- _Work to be completed_
Can you copy every one of the rows below word for word, without changing anything?

- _Material supplied_
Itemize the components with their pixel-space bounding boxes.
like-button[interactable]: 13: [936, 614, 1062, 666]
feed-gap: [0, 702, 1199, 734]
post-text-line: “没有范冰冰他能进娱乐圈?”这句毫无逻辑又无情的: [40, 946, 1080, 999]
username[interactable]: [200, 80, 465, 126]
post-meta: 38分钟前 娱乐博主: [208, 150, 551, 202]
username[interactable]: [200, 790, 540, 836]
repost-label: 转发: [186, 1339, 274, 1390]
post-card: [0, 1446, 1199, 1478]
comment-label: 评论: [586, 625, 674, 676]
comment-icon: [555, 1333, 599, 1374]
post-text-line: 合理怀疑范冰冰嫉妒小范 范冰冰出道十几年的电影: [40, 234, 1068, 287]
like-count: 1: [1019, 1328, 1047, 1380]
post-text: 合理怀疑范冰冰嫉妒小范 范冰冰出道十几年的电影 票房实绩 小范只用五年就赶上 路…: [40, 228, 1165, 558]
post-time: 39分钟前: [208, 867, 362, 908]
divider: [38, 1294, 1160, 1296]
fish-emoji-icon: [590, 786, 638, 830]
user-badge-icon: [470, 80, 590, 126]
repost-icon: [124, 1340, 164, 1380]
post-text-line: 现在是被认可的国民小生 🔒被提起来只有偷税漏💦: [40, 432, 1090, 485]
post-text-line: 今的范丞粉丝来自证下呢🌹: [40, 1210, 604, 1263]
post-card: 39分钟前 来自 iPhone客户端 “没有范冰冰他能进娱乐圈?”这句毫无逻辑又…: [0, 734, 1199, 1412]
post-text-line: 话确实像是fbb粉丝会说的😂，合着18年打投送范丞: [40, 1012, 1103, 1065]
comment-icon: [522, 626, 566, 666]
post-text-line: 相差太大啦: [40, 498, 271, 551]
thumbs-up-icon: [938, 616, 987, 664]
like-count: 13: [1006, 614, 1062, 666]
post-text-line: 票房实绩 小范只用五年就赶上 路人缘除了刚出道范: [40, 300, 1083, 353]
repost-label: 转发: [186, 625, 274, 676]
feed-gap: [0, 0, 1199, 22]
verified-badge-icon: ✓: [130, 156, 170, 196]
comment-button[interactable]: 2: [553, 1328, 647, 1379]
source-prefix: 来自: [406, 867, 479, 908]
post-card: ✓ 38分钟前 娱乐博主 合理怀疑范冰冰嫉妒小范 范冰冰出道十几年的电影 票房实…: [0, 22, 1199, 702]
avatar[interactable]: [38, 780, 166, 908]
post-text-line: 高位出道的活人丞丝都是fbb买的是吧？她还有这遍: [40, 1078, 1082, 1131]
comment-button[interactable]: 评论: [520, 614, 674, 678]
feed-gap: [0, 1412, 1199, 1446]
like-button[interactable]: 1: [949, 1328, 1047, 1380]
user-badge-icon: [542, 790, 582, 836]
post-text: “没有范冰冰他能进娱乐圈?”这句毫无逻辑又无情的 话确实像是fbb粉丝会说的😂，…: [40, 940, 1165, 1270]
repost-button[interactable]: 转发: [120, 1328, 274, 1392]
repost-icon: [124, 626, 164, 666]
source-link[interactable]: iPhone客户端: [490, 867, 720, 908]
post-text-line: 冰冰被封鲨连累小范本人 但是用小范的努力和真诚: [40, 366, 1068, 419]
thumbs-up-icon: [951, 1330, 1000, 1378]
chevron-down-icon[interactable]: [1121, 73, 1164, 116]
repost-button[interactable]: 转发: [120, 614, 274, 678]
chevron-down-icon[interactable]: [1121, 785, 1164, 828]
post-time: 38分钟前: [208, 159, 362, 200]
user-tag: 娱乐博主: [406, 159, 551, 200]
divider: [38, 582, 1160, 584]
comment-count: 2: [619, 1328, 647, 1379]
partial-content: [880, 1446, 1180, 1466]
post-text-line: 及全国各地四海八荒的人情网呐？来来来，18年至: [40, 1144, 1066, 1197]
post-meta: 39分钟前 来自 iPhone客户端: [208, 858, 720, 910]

- _Written answer_
Itemize the components with their pixel-space bounding boxes.
like-button[interactable]: 13: [936, 614, 1062, 666]
feed-gap: [0, 702, 1199, 734]
post-text-line: “没有范冰冰他能进娱乐圈?”这句毫无逻辑又无情的: [40, 946, 1080, 999]
username[interactable]: [200, 80, 465, 126]
post-meta: 38分钟前 娱乐博主: [208, 150, 551, 202]
username[interactable]: [200, 790, 540, 836]
repost-label: 转发: [186, 1339, 274, 1390]
post-card: [0, 1446, 1199, 1478]
comment-label: 评论: [586, 625, 674, 676]
comment-icon: [555, 1333, 599, 1374]
post-text-line: 合理怀疑范冰冰嫉妒小范 范冰冰出道十几年的电影: [40, 234, 1068, 287]
like-count: 1: [1019, 1328, 1047, 1380]
post-text: 合理怀疑范冰冰嫉妒小范 范冰冰出道十几年的电影 票房实绩 小范只用五年就赶上 路…: [40, 228, 1165, 558]
post-time: 39分钟前: [208, 867, 362, 908]
divider: [38, 1294, 1160, 1296]
fish-emoji-icon: [590, 786, 638, 830]
user-badge-icon: [470, 80, 590, 126]
repost-icon: [124, 1340, 164, 1380]
post-text-line: 现在是被认可的国民小生 🔒被提起来只有偷税漏💦: [40, 432, 1090, 485]
post-text-line: 今的范丞粉丝来自证下呢🌹: [40, 1210, 604, 1263]
post-card: 39分钟前 来自 iPhone客户端 “没有范冰冰他能进娱乐圈?”这句毫无逻辑又…: [0, 734, 1199, 1412]
post-text-line: 话确实像是fbb粉丝会说的😂，合着18年打投送范丞: [40, 1012, 1103, 1065]
comment-icon: [522, 626, 566, 666]
post-text-line: 相差太大啦: [40, 498, 271, 551]
thumbs-up-icon: [938, 616, 987, 664]
like-count: 13: [1006, 614, 1062, 666]
post-text-line: 票房实绩 小范只用五年就赶上 路人缘除了刚出道范: [40, 300, 1083, 353]
repost-label: 转发: [186, 625, 274, 676]
feed-gap: [0, 0, 1199, 22]
verified-badge-icon: ✓: [130, 156, 170, 196]
comment-button[interactable]: 2: [553, 1328, 647, 1379]
source-prefix: 来自: [406, 867, 479, 908]
post-card: ✓ 38分钟前 娱乐博主 合理怀疑范冰冰嫉妒小范 范冰冰出道十几年的电影 票房实…: [0, 22, 1199, 702]
avatar[interactable]: [38, 780, 166, 908]
post-text-line: 高位出道的活人丞丝都是fbb买的是吧？她还有这遍: [40, 1078, 1082, 1131]
comment-button[interactable]: 评论: [520, 614, 674, 678]
feed-gap: [0, 1412, 1199, 1446]
like-button[interactable]: 1: [949, 1328, 1047, 1380]
user-badge-icon: [542, 790, 582, 836]
post-text: “没有范冰冰他能进娱乐圈?”这句毫无逻辑又无情的 话确实像是fbb粉丝会说的😂，…: [40, 940, 1165, 1270]
repost-button[interactable]: 转发: [120, 1328, 274, 1392]
repost-icon: [124, 626, 164, 666]
source-link[interactable]: iPhone客户端: [490, 867, 720, 908]
post-text-line: 冰冰被封鲨连累小范本人 但是用小范的努力和真诚: [40, 366, 1068, 419]
thumbs-up-icon: [951, 1330, 1000, 1378]
chevron-down-icon[interactable]: [1121, 73, 1164, 116]
repost-button[interactable]: 转发: [120, 614, 274, 678]
chevron-down-icon[interactable]: [1121, 785, 1164, 828]
post-time: 38分钟前: [208, 159, 362, 200]
user-tag: 娱乐博主: [406, 159, 551, 200]
divider: [38, 582, 1160, 584]
comment-count: 2: [619, 1328, 647, 1379]
partial-content: [880, 1446, 1180, 1466]
post-text-line: 及全国各地四海八荒的人情网呐？来来来，18年至: [40, 1144, 1066, 1197]
post-meta: 39分钟前 来自 iPhone客户端: [208, 858, 720, 910]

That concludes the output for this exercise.